Quote every line as written. Omit pictures.

***** DATA SECTION

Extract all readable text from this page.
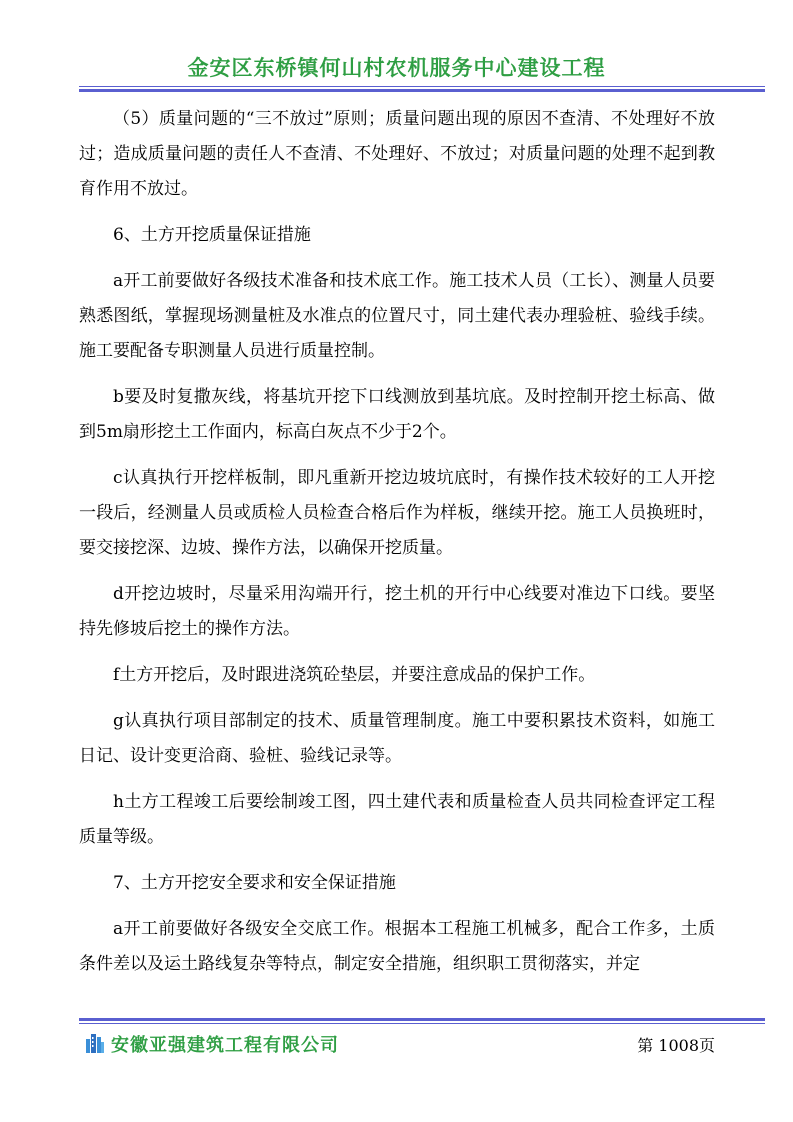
金安区东桥镇何山村农机服务中心建设工程

（5）质量问题的“三不放过”原则；质量问题出现的原因不查清、不处理好不放过；造成质量问题的责任人不查清、不处理好、不放过；对质量问题的处理不起到教育作用不放过。

6、土方开挖质量保证措施

a开工前要做好各级技术准备和技术底工作。施工技术人员（工长）、测量人员要熟悉图纸，掌握现场测量桩及水准点的位置尺寸，同土建代表办理验桩、验线手续。施工要配备专职测量人员进行质量控制。

b要及时复撒灰线，将基坑开挖下口线测放到基坑底。及时控制开挖土标高、做到5m扇形挖土工作面内，标高白灰点不少于2个。

c认真执行开挖样板制，即凡重新开挖边坡坑底时，有操作技术较好的工人开挖一段后，经测量人员或质检人员检查合格后作为样板，继续开挖。施工人员换班时，要交接挖深、边坡、操作方法，以确保开挖质量。

d开挖边坡时，尽量采用沟端开行，挖土机的开行中心线要对准边下口线。要坚持先修坡后挖土的操作方法。

f土方开挖后，及时跟进浇筑砼垫层，并要注意成品的保护工作。

g认真执行项目部制定的技术、质量管理制度。施工中要积累技术资料，如施工日记、设计变更洽商、验桩、验线记录等。

h土方工程竣工后要绘制竣工图，四土建代表和质量检查人员共同检查评定工程质量等级。

7、土方开挖安全要求和安全保证措施

a开工前要做好各级安全交底工作。根据本工程施工机械多，配合工作多，土质条件差以及运土路线复杂等特点，制定安全措施，组织职工贯彻落实，并定

安徽亚强建筑工程有限公司	第 1008页
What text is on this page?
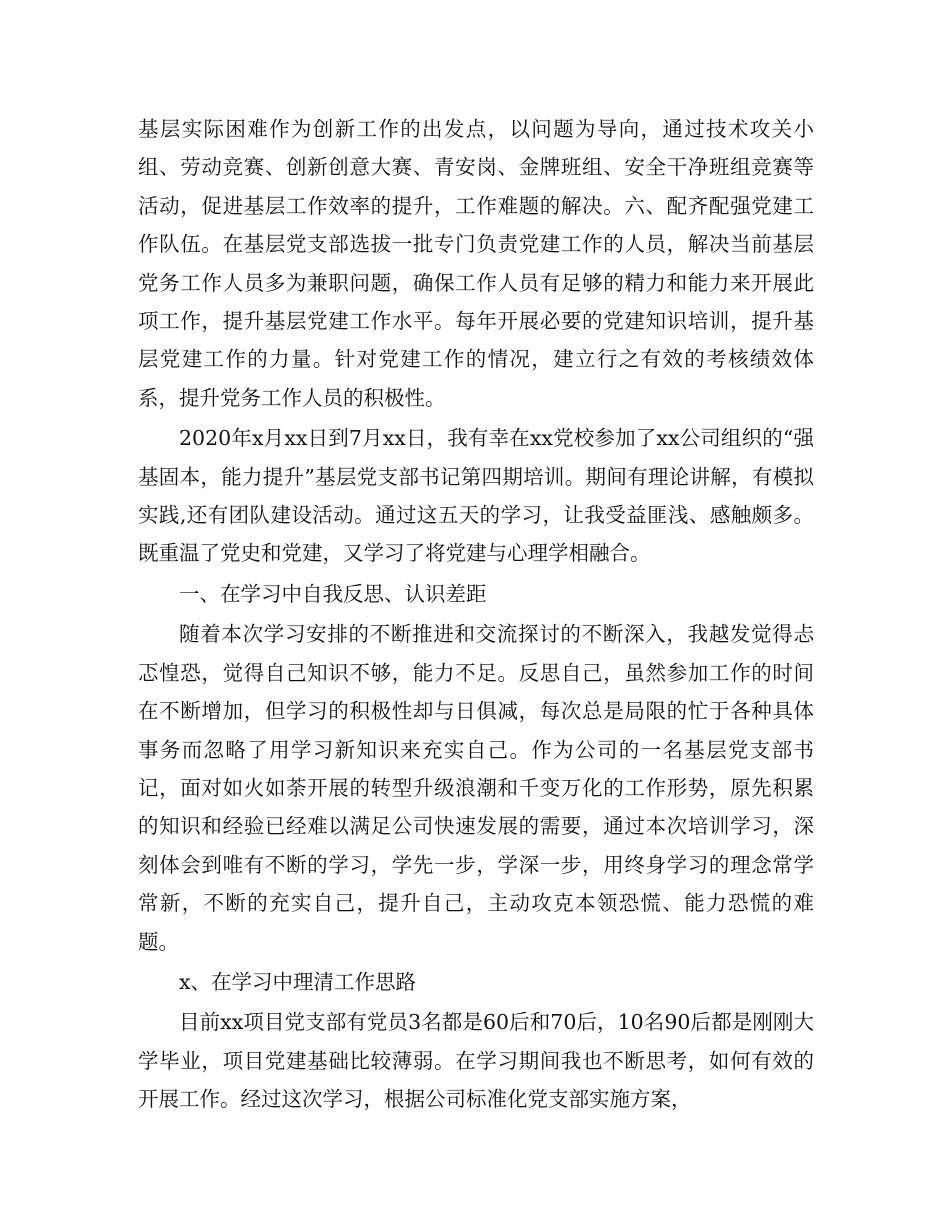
基层实际困难作为创新工作的出发点，以问题为导向，通过技术攻关小组、劳动竞赛、创新创意大赛、青安岗、金牌班组、安全干净班组竞赛等活动，促进基层工作效率的提升，工作难题的解决。六、配齐配强党建工作队伍。在基层党支部选拔一批专门负责党建工作的人员，解决当前基层党务工作人员多为兼职问题，确保工作人员有足够的精力和能力来开展此项工作，提升基层党建工作水平。每年开展必要的党建知识培训，提升基层党建工作的力量。针对党建工作的情况，建立行之有效的考核绩效体系，提升党务工作人员的积极性。

2020年x月xx日到7月xx日，我有幸在xx党校参加了xx公司组织的“强基固本，能力提升”基层党支部书记第四期培训。期间有理论讲解，有模拟实践,还有团队建设活动。通过这五天的学习，让我受益匪浅、感触颇多。既重温了党史和党建，又学习了将党建与心理学相融合。

一、在学习中自我反思、认识差距

随着本次学习安排的不断推进和交流探讨的不断深入，我越发觉得忐忑惶恐，觉得自己知识不够，能力不足。反思自己，虽然参加工作的时间在不断增加，但学习的积极性却与日俱减，每次总是局限的忙于各种具体事务而忽略了用学习新知识来充实自己。作为公司的一名基层党支部书记，面对如火如荼开展的转型升级浪潮和千变万化的工作形势，原先积累的知识和经验已经难以满足公司快速发展的需要，通过本次培训学习，深刻体会到唯有不断的学习，学先一步，学深一步，用终身学习的理念常学常新，不断的充实自己，提升自己，主动攻克本领恐慌、能力恐慌的难题。

x、在学习中理清工作思路

目前xx项目党支部有党员3名都是60后和70后，10名90后都是刚刚大学毕业，项目党建基础比较薄弱。在学习期间我也不断思考，如何有效的开展工作。经过这次学习，根据公司标准化党支部实施方案，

**********

_FULL ANSWER_:
Extract all readable text from this page.
金安区东桥镇何山村农机服务中心建设工程

（5）质量问题的“三不放过”原则；质量问题出现的原因不查清、不处理好不放过；造成质量问题的责任人不查清、不处理好、不放过；对质量问题的处理不起到教育作用不放过。

6、土方开挖质量保证措施

a开工前要做好各级技术准备和技术底工作。施工技术人员（工长）、测量人员要熟悉图纸，掌握现场测量桩及水准点的位置尺寸，同土建代表办理验桩、验线手续。施工要配备专职测量人员进行质量控制。

b要及时复撒灰线，将基坑开挖下口线测放到基坑底。及时控制开挖土标高、做到5m扇形挖土工作面内，标高白灰点不少于2个。

c认真执行开挖样板制，即凡重新开挖边坡坑底时，有操作技术较好的工人开挖一段后，经测量人员或质检人员检查合格后作为样板，继续开挖。施工人员换班时，要交接挖深、边坡、操作方法，以确保开挖质量。

d开挖边坡时，尽量采用沟端开行，挖土机的开行中心线要对准边下口线。要坚持先修坡后挖土的操作方法。

f土方开挖后，及时跟进浇筑砼垫层，并要注意成品的保护工作。

g认真执行项目部制定的技术、质量管理制度。施工中要积累技术资料，如施工日记、设计变更洽商、验桩、验线记录等。

h土方工程竣工后要绘制竣工图，四土建代表和质量检查人员共同检查评定工程质量等级。

7、土方开挖安全要求和安全保证措施

a开工前要做好各级安全交底工作。根据本工程施工机械多，配合工作多，土质条件差以及运土路线复杂等特点，制定安全措施，组织职工贯彻落实，并定

安徽亚强建筑工程有限公司	第 1008页
What text is on this page?
基层实际困难作为创新工作的出发点，以问题为导向，通过技术攻关小组、劳动竞赛、创新创意大赛、青安岗、金牌班组、安全干净班组竞赛等活动，促进基层工作效率的提升，工作难题的解决。六、配齐配强党建工作队伍。在基层党支部选拔一批专门负责党建工作的人员，解决当前基层党务工作人员多为兼职问题，确保工作人员有足够的精力和能力来开展此项工作，提升基层党建工作水平。每年开展必要的党建知识培训，提升基层党建工作的力量。针对党建工作的情况，建立行之有效的考核绩效体系，提升党务工作人员的积极性。

2020年x月xx日到7月xx日，我有幸在xx党校参加了xx公司组织的“强基固本，能力提升”基层党支部书记第四期培训。期间有理论讲解，有模拟实践,还有团队建设活动。通过这五天的学习，让我受益匪浅、感触颇多。既重温了党史和党建，又学习了将党建与心理学相融合。

一、在学习中自我反思、认识差距

随着本次学习安排的不断推进和交流探讨的不断深入，我越发觉得忐忑惶恐，觉得自己知识不够，能力不足。反思自己，虽然参加工作的时间在不断增加，但学习的积极性却与日俱减，每次总是局限的忙于各种具体事务而忽略了用学习新知识来充实自己。作为公司的一名基层党支部书记，面对如火如荼开展的转型升级浪潮和千变万化的工作形势，原先积累的知识和经验已经难以满足公司快速发展的需要，通过本次培训学习，深刻体会到唯有不断的学习，学先一步，学深一步，用终身学习的理念常学常新，不断的充实自己，提升自己，主动攻克本领恐慌、能力恐慌的难题。

x、在学习中理清工作思路

目前xx项目党支部有党员3名都是60后和70后，10名90后都是刚刚大学毕业，项目党建基础比较薄弱。在学习期间我也不断思考，如何有效的开展工作。经过这次学习，根据公司标准化党支部实施方案，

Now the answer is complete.